ASSIGNMENT
Copy out the passage on treating fuels for H2S, everything from "Other finished fuels" down to "a finished fuel.", word for word.

Other finished fuels
Similar to LPG, finished fuels such as gasoline, kerosene and diesel are required to be noncorrosive to copper. Moreover, gasoline is required to be noncorrosive to silver and to pass ASTM D4952, Qualitative Analysis for Active Sulfur Species in Fuels and Solvents (doctor test). Finished fuels can fail such final specifications when H2S is present. While there are many chemical programs that will readily react with H2S, including caustic, peroxides, nitrites and many types of amines, most of these are neither suitable nor effective for finished products because they will alter important fuel properties such as viscosity, flash point, pour point and ash content. Oil-soluble, nonreversible H2S scavengers are typically the product of choice because they will not adversely affect critical fuel properties and will not add water (and possibly a haze) to a finished fuel.
Crude oil and heavy fuel oil
Crude and heavy residual oils can contain significant concentrations of H2S as a natural component and/or as a result of thermal cracking processes that break apart high molecular weight sulfur-containing compounds to generate H2S. These products often have to be treated with an H2S scavenger before transport to the refinery, when entering storage, or when being transferred between facilities to meet port, terminal, or refinery specifications. Since both of these materials can undergo further processing, the impact of any scavenger or scavenger-H2S reaction byproduct on equipment and processes should be considered. For example, certain amines can distill into crude towers and overhead condensing systems, contributing to salt fouling and related corrosion activity. In these instances, scavengers with noncorrosive reaction products that do not distill overhead are preferred. Because reformer catalysts are typically sensitive to nitrogen content, non-nitrogen or water-soluble scavengers are preferred to minimize the nitrogen content of the hydrocarbon streams processed in the reformer.

RECORDS SHOWN
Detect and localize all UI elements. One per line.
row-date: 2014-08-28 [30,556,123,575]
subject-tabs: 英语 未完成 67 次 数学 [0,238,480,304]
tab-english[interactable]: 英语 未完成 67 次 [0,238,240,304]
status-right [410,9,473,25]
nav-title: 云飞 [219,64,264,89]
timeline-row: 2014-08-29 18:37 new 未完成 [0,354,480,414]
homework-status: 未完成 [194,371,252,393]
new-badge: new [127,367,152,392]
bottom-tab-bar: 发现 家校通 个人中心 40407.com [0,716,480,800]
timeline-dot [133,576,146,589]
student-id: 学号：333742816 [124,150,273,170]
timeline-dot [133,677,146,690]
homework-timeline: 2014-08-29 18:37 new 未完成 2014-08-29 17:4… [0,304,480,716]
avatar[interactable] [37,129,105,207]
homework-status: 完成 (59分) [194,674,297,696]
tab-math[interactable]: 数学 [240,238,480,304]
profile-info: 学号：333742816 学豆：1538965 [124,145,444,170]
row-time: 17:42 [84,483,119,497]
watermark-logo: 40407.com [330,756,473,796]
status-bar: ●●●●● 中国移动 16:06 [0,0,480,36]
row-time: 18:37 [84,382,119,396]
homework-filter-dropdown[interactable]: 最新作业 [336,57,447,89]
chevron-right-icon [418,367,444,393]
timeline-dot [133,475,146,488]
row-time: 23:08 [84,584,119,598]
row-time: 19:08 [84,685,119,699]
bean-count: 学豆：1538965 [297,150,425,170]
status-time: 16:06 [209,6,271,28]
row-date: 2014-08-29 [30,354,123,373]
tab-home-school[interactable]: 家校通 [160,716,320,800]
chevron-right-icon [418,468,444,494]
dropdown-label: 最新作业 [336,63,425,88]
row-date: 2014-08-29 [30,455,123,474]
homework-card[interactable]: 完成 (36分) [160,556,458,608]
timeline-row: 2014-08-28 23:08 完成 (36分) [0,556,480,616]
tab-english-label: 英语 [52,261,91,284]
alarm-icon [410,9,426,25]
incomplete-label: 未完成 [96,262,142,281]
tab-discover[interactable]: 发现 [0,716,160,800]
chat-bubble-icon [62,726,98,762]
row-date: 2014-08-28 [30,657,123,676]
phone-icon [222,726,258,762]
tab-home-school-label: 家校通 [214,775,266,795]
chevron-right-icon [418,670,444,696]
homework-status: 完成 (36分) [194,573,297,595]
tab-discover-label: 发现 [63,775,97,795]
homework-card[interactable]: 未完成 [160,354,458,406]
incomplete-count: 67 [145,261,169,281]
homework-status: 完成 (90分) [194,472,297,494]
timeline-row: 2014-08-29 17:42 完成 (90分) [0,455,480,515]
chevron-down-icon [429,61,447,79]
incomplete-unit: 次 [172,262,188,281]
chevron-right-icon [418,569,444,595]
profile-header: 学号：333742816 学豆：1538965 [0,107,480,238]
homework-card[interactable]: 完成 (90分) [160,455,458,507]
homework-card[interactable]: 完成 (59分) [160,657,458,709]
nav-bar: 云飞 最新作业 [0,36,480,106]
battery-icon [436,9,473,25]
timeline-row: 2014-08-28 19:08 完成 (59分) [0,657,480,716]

RESULT BELOW
Other finished fuels
Similar to LPG, finished fuels such as gasoline, kerosene and diesel are required to be noncorrosive to copper. Moreover, gasoline is required to be noncorrosive to silver and to pass ASTM D4952, Qualitative Analysis for Active Sulfur Species in Fuels and Solvents (doctor test). Finished fuels can fail such final specifications when H2S is present. While there are many chemical programs that will readily react with H2S, including caustic, peroxides, nitrites and many types of amines, most of these are neither suitable nor effective for finished products because they will alter important fuel properties such as viscosity, flash point, pour point and ash content. Oil-soluble, nonreversible H2S scavengers are typically the product of choice because they will not adversely affect critical fuel properties and will not add water (and possibly a haze) to a finished fuel.